------ Material supplied ------

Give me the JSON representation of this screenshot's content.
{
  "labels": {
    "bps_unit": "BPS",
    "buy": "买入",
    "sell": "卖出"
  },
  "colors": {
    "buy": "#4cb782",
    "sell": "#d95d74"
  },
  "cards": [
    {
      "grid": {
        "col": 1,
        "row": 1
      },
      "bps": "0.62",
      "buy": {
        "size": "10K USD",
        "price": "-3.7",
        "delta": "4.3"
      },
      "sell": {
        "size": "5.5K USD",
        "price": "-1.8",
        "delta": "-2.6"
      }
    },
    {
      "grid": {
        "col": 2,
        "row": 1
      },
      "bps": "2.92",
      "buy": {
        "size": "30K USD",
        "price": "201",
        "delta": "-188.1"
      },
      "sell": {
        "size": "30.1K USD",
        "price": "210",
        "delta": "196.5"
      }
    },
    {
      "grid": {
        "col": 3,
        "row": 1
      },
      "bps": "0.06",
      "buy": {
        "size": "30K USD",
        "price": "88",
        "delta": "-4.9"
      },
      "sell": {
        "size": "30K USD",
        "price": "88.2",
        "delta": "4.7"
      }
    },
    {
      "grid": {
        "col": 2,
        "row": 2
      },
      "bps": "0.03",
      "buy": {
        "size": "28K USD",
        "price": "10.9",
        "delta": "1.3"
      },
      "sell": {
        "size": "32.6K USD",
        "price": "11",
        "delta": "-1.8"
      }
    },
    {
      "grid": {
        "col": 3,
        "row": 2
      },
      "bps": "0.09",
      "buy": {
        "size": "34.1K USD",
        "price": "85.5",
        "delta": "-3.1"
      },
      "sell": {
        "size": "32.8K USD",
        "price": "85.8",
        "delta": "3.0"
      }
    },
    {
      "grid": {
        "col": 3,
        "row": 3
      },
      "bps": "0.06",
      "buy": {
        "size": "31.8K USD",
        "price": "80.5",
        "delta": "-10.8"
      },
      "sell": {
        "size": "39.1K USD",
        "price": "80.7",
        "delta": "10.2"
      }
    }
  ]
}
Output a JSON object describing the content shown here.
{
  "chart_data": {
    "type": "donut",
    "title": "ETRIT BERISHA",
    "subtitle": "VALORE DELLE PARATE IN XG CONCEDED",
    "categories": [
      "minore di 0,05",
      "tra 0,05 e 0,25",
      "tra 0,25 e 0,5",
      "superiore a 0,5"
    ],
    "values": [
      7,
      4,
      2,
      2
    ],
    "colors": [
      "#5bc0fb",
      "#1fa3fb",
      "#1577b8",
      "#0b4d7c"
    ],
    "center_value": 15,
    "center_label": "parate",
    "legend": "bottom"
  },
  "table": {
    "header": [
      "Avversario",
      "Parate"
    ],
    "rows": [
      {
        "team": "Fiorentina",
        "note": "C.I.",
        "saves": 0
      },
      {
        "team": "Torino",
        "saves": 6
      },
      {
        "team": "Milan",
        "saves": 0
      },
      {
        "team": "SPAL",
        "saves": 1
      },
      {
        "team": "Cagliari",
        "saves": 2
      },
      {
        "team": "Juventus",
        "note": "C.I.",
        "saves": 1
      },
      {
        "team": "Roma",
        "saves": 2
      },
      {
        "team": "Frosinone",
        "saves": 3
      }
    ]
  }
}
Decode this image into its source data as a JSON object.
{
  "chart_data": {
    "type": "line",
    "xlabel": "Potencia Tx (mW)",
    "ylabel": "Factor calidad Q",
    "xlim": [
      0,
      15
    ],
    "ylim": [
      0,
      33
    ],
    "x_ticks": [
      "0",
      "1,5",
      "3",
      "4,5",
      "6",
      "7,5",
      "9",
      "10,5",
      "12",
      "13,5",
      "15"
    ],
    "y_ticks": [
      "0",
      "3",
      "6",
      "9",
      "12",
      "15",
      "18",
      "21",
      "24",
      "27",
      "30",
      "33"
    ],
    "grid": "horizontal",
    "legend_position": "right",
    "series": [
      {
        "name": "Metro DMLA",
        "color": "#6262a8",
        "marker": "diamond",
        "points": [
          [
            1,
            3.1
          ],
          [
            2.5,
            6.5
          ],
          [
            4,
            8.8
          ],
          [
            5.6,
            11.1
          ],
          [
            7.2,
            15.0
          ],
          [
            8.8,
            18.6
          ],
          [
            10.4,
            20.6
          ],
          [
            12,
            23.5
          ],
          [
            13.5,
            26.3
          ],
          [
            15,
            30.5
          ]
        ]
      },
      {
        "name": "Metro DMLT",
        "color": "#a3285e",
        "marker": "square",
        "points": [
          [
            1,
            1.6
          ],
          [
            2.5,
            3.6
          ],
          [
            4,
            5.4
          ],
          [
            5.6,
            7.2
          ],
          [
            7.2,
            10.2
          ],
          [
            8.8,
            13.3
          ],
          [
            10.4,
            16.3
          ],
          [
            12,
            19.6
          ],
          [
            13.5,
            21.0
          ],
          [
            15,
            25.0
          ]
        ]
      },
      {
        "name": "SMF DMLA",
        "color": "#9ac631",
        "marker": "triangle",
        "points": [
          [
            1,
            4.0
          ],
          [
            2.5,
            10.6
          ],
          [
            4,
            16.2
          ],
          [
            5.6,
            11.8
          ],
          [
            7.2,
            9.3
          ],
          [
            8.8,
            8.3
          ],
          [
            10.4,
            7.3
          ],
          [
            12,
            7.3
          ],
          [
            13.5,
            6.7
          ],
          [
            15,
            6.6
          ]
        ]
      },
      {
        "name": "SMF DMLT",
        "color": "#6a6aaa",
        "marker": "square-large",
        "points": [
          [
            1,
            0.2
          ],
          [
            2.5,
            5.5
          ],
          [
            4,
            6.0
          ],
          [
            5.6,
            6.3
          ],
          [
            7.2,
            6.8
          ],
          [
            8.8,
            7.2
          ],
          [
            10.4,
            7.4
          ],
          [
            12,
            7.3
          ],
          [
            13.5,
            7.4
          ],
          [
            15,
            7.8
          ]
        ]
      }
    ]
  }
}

------

• **Objective**:
Using the material above, count the lines containing the word "price". Reply with the number alone.

• **Exercise answer**:
12